STATED GOAL: Take the records underneath and set them down exactly.

LISTING:
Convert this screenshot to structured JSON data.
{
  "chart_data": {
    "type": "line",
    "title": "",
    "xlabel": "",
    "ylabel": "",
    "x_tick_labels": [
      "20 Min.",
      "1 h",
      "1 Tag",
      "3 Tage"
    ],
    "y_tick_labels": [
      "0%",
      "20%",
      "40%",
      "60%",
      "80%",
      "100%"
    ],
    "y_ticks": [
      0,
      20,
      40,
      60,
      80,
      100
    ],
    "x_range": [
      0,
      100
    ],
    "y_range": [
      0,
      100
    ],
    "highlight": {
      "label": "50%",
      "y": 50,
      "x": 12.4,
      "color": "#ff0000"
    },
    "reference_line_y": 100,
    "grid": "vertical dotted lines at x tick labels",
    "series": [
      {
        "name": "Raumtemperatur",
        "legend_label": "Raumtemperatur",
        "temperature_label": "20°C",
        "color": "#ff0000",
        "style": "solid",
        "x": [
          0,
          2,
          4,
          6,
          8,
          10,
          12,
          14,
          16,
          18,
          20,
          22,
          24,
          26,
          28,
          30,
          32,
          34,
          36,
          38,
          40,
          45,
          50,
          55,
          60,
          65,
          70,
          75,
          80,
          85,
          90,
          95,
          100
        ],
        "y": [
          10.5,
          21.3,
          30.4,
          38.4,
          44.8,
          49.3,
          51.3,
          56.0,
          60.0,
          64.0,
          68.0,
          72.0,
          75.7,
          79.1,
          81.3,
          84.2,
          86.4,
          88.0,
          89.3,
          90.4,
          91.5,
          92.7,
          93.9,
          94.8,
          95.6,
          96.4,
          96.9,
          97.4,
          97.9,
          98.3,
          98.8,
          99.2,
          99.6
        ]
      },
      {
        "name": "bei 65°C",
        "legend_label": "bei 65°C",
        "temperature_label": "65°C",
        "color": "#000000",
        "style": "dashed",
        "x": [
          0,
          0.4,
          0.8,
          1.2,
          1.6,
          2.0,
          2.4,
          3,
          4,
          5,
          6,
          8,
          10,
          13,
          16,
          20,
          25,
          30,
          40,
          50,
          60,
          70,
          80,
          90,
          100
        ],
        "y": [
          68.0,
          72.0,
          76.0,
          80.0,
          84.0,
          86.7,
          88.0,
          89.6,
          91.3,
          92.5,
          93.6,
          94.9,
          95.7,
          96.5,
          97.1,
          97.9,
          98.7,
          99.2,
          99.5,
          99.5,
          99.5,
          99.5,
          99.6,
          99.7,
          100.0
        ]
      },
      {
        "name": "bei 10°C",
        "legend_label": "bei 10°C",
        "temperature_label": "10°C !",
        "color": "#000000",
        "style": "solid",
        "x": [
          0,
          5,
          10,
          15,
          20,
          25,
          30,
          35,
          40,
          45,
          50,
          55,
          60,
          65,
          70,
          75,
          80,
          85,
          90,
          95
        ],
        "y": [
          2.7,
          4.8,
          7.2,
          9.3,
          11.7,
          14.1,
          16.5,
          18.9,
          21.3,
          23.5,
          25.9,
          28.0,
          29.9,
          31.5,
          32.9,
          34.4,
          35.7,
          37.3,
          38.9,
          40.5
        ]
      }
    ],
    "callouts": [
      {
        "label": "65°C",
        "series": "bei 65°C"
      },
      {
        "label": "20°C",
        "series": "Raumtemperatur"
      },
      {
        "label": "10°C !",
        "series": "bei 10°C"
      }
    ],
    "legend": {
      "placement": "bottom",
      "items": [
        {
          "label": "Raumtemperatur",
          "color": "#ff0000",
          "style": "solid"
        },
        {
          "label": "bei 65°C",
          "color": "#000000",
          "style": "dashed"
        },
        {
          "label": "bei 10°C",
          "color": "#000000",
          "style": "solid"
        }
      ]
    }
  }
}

WRITTEN RESPONSE:
Convert this screenshot to structured JSON data.
{
  "chart_data": {
    "type": "line",
    "title": "",
    "xlabel": "",
    "ylabel": "",
    "x_tick_labels": [
      "20 Min.",
      "1 h",
      "1 Tag",
      "3 Tage"
    ],
    "y_tick_labels": [
      "0%",
      "20%",
      "40%",
      "60%",
      "80%",
      "100%"
    ],
    "y_ticks": [
      0,
      20,
      40,
      60,
      80,
      100
    ],
    "x_range": [
      0,
      100
    ],
    "y_range": [
      0,
      100
    ],
    "highlight": {
      "label": "50%",
      "y": 50,
      "x": 12.4,
      "color": "#ff0000"
    },
    "reference_line_y": 100,
    "grid": "vertical dotted lines at x tick labels",
    "series": [
      {
        "name": "Raumtemperatur",
        "legend_label": "Raumtemperatur",
        "temperature_label": "20°C",
        "color": "#ff0000",
        "style": "solid",
        "x": [
          0,
          2,
          4,
          6,
          8,
          10,
          12,
          14,
          16,
          18,
          20,
          22,
          24,
          26,
          28,
          30,
          32,
          34,
          36,
          38,
          40,
          45,
          50,
          55,
          60,
          65,
          70,
          75,
          80,
          85,
          90,
          95,
          100
        ],
        "y": [
          10.5,
          21.3,
          30.4,
          38.4,
          44.8,
          49.3,
          51.3,
          56.0,
          60.0,
          64.0,
          68.0,
          72.0,
          75.7,
          79.1,
          81.3,
          84.2,
          86.4,
          88.0,
          89.3,
          90.4,
          91.5,
          92.7,
          93.9,
          94.8,
          95.6,
          96.4,
          96.9,
          97.4,
          97.9,
          98.3,
          98.8,
          99.2,
          99.6
        ]
      },
      {
        "name": "bei 65°C",
        "legend_label": "bei 65°C",
        "temperature_label": "65°C",
        "color": "#000000",
        "style": "dashed",
        "x": [
          0,
          0.4,
          0.8,
          1.2,
          1.6,
          2.0,
          2.4,
          3,
          4,
          5,
          6,
          8,
          10,
          13,
          16,
          20,
          25,
          30,
          40,
          50,
          60,
          70,
          80,
          90,
          100
        ],
        "y": [
          68.0,
          72.0,
          76.0,
          80.0,
          84.0,
          86.7,
          88.0,
          89.6,
          91.3,
          92.5,
          93.6,
          94.9,
          95.7,
          96.5,
          97.1,
          97.9,
          98.7,
          99.2,
          99.5,
          99.5,
          99.5,
          99.5,
          99.6,
          99.7,
          100.0
        ]
      },
      {
        "name": "bei 10°C",
        "legend_label": "bei 10°C",
        "temperature_label": "10°C !",
        "color": "#000000",
        "style": "solid",
        "x": [
          0,
          5,
          10,
          15,
          20,
          25,
          30,
          35,
          40,
          45,
          50,
          55,
          60,
          65,
          70,
          75,
          80,
          85,
          90,
          95
        ],
        "y": [
          2.7,
          4.8,
          7.2,
          9.3,
          11.7,
          14.1,
          16.5,
          18.9,
          21.3,
          23.5,
          25.9,
          28.0,
          29.9,
          31.5,
          32.9,
          34.4,
          35.7,
          37.3,
          38.9,
          40.5
        ]
      }
    ],
    "callouts": [
      {
        "label": "65°C",
        "series": "bei 65°C"
      },
      {
        "label": "20°C",
        "series": "Raumtemperatur"
      },
      {
        "label": "10°C !",
        "series": "bei 10°C"
      }
    ],
    "legend": {
      "placement": "bottom",
      "items": [
        {
          "label": "Raumtemperatur",
          "color": "#ff0000",
          "style": "solid"
        },
        {
          "label": "bei 65°C",
          "color": "#000000",
          "style": "dashed"
        },
        {
          "label": "bei 10°C",
          "color": "#000000",
          "style": "solid"
        }
      ]
    }
  }
}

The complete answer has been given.